Do this |
Check every line below for the word "房地产市场状况为现在" and copy the ones that have it.
[START]
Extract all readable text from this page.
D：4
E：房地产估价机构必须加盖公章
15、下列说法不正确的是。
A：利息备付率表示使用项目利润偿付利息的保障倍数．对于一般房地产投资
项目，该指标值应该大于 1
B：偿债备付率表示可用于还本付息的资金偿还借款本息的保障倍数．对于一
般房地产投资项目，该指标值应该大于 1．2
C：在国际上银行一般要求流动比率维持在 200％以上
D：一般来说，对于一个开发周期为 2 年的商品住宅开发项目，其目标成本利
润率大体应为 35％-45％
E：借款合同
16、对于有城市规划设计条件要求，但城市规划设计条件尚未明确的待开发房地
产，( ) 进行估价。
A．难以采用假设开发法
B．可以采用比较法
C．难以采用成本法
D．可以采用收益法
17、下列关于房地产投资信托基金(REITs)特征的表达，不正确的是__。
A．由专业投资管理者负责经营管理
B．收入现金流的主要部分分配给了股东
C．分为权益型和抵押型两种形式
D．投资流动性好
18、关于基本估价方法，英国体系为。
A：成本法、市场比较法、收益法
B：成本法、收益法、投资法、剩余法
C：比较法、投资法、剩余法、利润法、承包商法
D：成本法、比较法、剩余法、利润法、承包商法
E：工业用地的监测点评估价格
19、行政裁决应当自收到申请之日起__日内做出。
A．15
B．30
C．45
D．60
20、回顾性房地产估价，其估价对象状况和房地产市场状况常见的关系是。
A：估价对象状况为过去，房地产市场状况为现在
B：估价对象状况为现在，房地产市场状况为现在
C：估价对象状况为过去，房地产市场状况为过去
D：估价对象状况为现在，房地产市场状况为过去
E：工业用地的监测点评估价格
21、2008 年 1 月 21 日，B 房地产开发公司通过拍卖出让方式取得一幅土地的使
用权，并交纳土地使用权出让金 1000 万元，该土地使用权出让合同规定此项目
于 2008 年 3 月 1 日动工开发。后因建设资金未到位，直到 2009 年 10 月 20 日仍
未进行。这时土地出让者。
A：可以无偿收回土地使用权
[END]
Task answer |
A：估价对象状况为过去，房地产市场状况为现在
B：估价对象状况为现在，房地产市场状况为现在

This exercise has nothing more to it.